Keep every line where the word "COVID" appears; drop the rest.

★ ★ ★ ★ ★

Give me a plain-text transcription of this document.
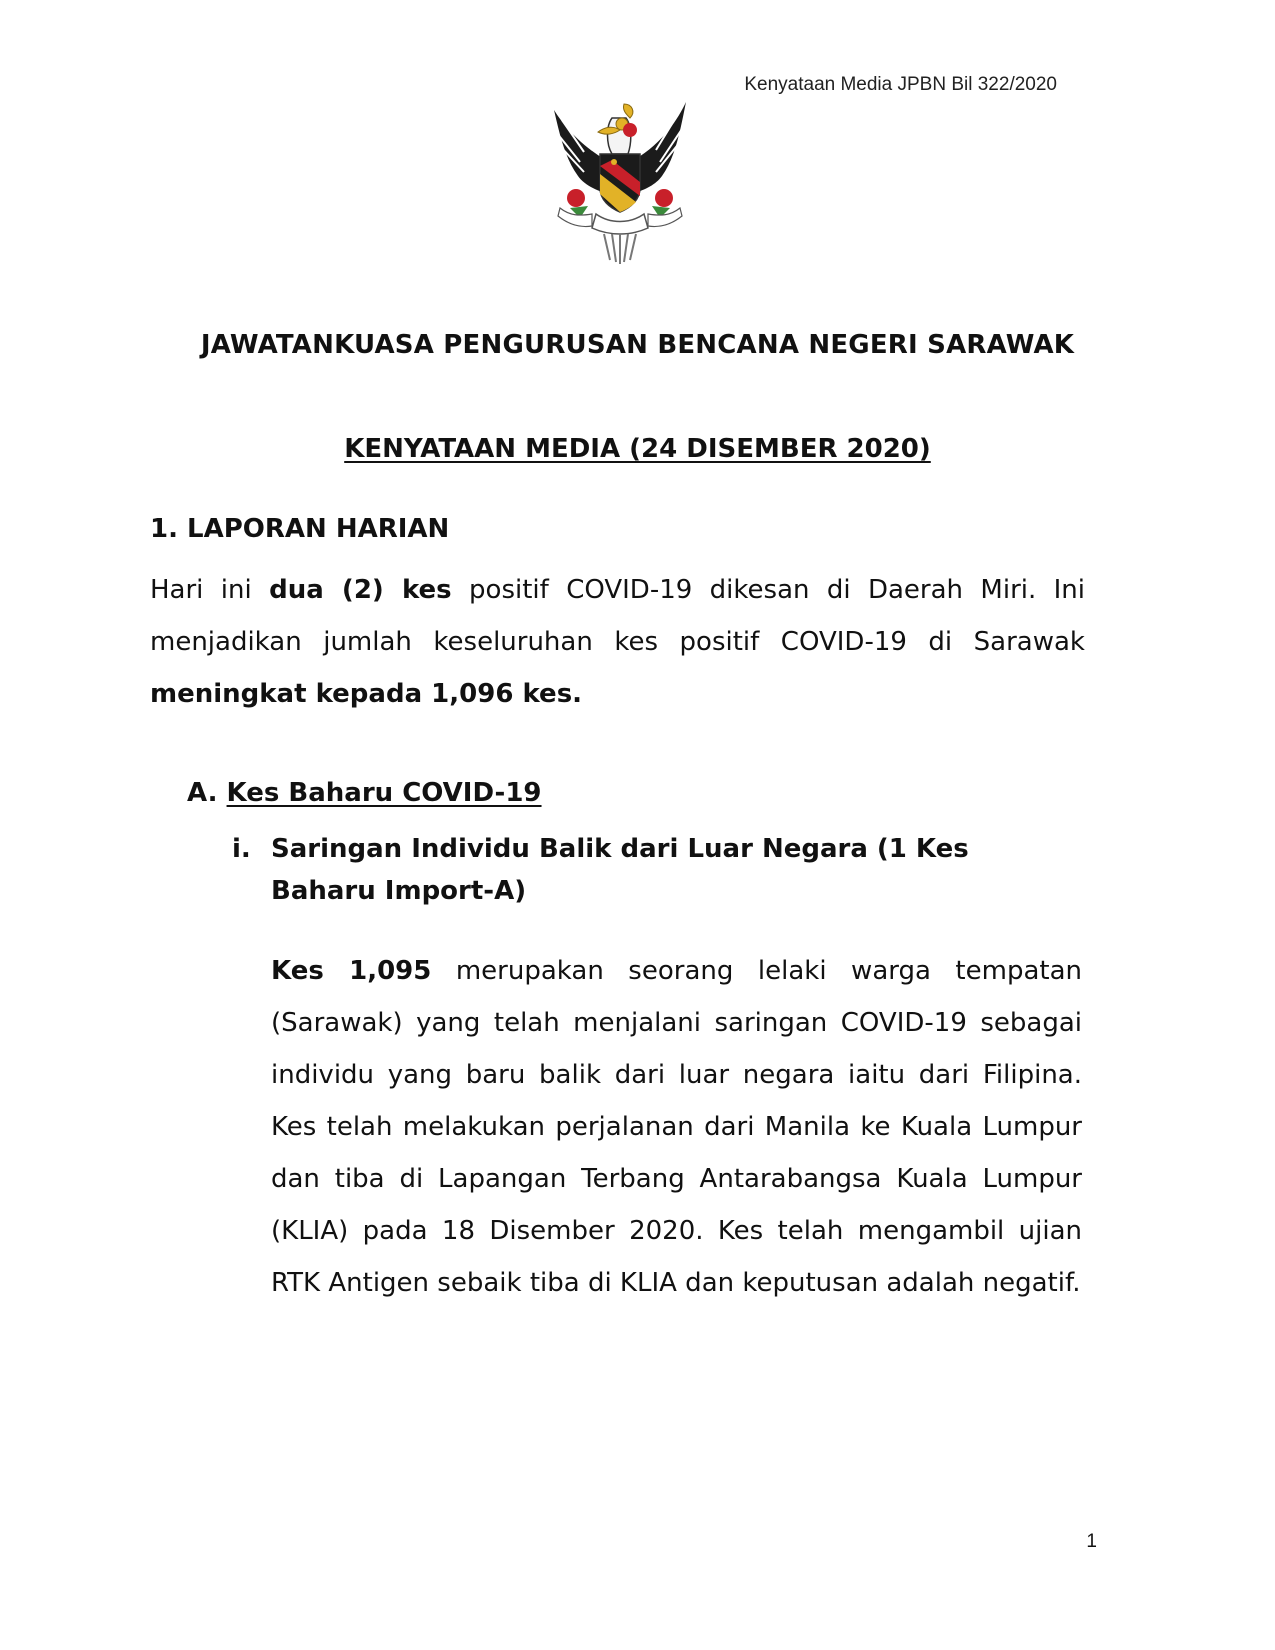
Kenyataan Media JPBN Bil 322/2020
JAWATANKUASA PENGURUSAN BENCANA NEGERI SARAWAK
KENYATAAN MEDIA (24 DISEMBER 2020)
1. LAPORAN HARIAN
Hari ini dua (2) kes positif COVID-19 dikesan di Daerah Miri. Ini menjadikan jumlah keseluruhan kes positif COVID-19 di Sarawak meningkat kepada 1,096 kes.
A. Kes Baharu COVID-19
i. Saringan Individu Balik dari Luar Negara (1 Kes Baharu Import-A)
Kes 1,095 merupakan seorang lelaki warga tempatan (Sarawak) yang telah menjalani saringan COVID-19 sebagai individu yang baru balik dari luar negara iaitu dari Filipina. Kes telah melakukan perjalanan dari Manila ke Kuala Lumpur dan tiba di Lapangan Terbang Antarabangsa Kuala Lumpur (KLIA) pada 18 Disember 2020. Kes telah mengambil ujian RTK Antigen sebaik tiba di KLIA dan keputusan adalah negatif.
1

★ ★ ★ ★ ★

> _TASK RESULT_
Hari ini dua (2) kes positif COVID-19 dikesan di Daerah Miri. Ini menjadikan jumlah keseluruhan kes positif COVID-19 di Sarawak meningkat kepada 1,096 kes.
A. Kes Baharu COVID-19
Kes 1,095 merupakan seorang lelaki warga tempatan (Sarawak) yang telah menjalani saringan COVID-19 sebagai individu yang baru balik dari luar negara iaitu dari Filipina. Kes telah melakukan perjalanan dari Manila ke Kuala Lumpur dan tiba di Lapangan Terbang Antarabangsa Kuala Lumpur (KLIA) pada 18 Disember 2020. Kes telah mengambil ujian RTK Antigen sebaik tiba di KLIA dan keputusan adalah negatif.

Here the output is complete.